TASK TO COMPLETE: List all lines of the data containing the word "Shambhala".
------ TASK MATERIAL
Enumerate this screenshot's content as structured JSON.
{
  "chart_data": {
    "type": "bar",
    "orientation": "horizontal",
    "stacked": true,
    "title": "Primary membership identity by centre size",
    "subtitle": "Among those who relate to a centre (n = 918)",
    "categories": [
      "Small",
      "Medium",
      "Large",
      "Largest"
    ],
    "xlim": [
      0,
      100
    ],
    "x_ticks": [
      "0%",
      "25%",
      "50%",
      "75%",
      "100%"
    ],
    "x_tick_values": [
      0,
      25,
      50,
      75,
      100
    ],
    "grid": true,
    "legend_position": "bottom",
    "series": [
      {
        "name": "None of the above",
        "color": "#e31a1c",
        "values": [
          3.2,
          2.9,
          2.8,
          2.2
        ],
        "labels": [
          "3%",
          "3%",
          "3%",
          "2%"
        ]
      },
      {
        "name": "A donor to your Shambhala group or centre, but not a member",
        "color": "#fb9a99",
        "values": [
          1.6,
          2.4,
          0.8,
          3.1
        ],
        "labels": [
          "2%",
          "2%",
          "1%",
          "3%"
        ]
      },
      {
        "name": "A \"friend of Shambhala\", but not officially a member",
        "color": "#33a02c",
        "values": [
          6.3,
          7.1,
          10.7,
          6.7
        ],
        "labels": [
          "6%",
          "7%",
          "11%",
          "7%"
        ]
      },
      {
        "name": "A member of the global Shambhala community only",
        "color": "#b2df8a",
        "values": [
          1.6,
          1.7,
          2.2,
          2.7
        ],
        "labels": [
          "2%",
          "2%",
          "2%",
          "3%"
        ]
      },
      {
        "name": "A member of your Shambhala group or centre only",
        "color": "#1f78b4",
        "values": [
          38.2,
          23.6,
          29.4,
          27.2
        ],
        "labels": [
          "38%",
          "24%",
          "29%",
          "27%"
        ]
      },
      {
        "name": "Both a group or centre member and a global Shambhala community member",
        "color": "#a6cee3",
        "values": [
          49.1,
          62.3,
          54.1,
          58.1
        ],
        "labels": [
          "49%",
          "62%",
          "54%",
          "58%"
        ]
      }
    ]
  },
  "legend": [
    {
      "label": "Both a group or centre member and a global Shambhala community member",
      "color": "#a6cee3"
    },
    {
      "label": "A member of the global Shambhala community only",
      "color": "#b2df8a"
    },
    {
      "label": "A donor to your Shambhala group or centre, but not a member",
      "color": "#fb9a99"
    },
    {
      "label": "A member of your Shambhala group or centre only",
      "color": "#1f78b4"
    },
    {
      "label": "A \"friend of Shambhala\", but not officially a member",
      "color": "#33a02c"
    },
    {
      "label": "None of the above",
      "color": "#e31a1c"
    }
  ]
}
------------
FINAL ANSWER:
        "name": "A donor to your Shambhala group or centre, but not a member",
        "name": "A \"friend of Shambhala\", but not officially a member",
        "name": "A member of the global Shambhala community only",
        "name": "A member of your Shambhala group or centre only",
        "name": "Both a group or centre member and a global Shambhala community member",
      "label": "Both a group or centre member and a global Shambhala community member",
      "label": "A member of the global Shambhala community only",
      "label": "A donor to your Shambhala group or centre, but not a member",
      "label": "A member of your Shambhala group or centre only",
      "label": "A \"friend of Shambhala\", but not officially a member",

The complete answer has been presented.